PROBLEM REQUIREMENTS:
Put every line below, from the one containing "I need the location" down through the one containing "save-path-input[interactable] [88, 55, 327, 85]", into a Markdown table with the columns Row and Line, skipping any blank lines.
::: DATA RECORDS :::
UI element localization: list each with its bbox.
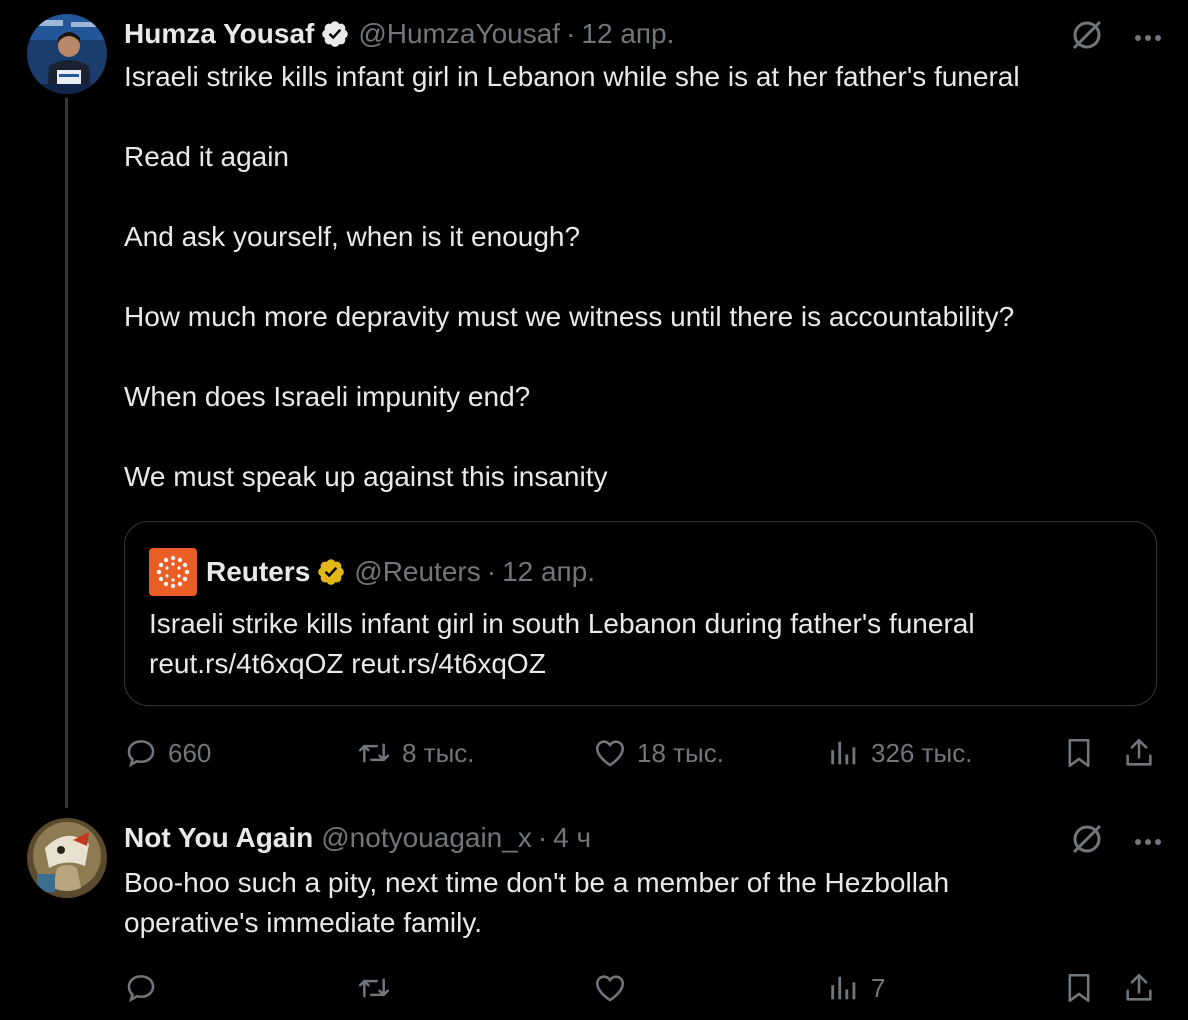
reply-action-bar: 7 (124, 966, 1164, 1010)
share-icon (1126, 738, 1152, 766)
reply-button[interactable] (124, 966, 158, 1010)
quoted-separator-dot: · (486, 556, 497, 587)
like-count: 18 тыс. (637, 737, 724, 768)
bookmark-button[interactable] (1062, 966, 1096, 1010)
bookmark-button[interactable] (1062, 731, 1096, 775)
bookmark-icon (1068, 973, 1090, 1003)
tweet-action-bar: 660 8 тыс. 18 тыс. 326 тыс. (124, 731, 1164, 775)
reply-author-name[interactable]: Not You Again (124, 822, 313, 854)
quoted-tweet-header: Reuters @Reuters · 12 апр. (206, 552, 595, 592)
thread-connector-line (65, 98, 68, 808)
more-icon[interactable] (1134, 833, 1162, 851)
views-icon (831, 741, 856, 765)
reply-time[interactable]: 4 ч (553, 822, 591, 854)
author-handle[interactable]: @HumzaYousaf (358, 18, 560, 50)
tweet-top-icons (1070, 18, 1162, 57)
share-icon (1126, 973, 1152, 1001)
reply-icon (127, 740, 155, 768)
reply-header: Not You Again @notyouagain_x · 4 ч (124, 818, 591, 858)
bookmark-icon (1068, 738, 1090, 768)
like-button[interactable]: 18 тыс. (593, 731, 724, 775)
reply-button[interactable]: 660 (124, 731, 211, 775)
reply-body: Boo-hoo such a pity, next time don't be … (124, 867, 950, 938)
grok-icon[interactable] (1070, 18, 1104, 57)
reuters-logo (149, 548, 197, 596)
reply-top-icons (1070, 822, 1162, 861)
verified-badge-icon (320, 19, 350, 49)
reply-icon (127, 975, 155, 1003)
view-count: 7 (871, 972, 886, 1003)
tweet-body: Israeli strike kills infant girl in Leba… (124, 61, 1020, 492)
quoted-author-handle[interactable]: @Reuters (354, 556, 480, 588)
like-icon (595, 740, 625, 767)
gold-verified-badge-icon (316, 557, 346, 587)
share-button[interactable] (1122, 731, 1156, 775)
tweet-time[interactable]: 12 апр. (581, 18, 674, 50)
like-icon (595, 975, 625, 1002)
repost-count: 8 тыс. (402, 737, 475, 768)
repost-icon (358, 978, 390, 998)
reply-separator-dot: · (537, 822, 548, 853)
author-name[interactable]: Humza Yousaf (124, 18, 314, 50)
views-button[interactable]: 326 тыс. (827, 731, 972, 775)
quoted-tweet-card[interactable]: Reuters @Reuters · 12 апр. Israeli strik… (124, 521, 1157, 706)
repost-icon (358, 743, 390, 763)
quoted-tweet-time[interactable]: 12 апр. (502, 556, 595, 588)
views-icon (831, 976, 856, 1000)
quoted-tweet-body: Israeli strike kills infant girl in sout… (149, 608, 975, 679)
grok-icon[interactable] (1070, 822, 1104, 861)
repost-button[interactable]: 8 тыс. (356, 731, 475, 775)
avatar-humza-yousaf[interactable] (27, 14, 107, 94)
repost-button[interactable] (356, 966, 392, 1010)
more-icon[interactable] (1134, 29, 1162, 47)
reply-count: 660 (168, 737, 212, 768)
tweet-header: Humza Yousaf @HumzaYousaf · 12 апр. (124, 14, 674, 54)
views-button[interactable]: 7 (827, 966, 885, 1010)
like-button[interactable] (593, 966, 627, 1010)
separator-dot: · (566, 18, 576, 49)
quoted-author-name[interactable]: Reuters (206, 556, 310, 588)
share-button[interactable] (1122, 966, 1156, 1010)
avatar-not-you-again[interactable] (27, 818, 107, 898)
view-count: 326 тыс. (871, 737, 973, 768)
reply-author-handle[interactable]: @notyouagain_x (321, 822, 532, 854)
:::
::: DATA RECORDS :::
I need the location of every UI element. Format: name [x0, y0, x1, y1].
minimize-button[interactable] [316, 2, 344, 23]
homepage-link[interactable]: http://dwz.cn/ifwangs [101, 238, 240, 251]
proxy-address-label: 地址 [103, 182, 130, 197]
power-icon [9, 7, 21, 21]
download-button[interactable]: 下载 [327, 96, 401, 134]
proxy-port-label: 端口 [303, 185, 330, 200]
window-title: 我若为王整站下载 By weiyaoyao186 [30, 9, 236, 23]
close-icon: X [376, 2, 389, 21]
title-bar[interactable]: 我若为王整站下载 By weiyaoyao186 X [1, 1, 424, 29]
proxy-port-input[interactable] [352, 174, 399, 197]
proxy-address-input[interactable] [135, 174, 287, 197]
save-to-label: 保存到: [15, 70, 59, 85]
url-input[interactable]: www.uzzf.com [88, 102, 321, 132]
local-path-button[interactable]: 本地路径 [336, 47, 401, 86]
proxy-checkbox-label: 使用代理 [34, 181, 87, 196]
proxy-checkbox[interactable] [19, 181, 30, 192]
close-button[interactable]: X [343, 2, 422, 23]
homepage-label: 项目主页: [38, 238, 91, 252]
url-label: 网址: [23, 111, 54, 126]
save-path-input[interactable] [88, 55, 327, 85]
:::
SOLUTION FOR THIS PROBLEM:
| Row | Line |
|---|---|
| 1 | I need the location of every UI element. Format: name [x0, y0, x1, y1]. |
| 2 | minimize-button[interactable] [316, 2, 344, 23] |
| 3 | homepage-link[interactable]: http://dwz.cn/ifwangs [101, 238, 240, 251] |
| 4 | proxy-address-label: 地址 [103, 182, 130, 197] |
| 5 | power-icon [9, 7, 21, 21] |
| 6 | download-button[interactable]: 下载 [327, 96, 401, 134] |
| 7 | proxy-port-label: 端口 [303, 185, 330, 200] |
| 8 | window-title: 我若为王整站下载 By weiyaoyao186 [30, 9, 236, 23] |
| 9 | close-icon: X [376, 2, 389, 21] |
| 10 | title-bar[interactable]: 我若为王整站下载 By weiyaoyao186 X [1, 1, 424, 29] |
| 11 | proxy-port-input[interactable] [352, 174, 399, 197] |
| 12 | proxy-address-input[interactable] [135, 174, 287, 197] |
| 13 | save-to-label: 保存到: [15, 70, 59, 85] |
| 14 | url-input[interactable]: www.uzzf.com [88, 102, 321, 132] |
| 15 | local-path-button[interactable]: 本地路径 [336, 47, 401, 86] |
| 16 | proxy-checkbox-label: 使用代理 [34, 181, 87, 196] |
| 17 | proxy-checkbox[interactable] [19, 181, 30, 192] |
| 18 | close-button[interactable]: X [343, 2, 422, 23] |
| 19 | homepage-label: 项目主页: [38, 238, 91, 252] |
| 20 | url-label: 网址: [23, 111, 54, 126] |
| 21 | save-path-input[interactable] [88, 55, 327, 85] |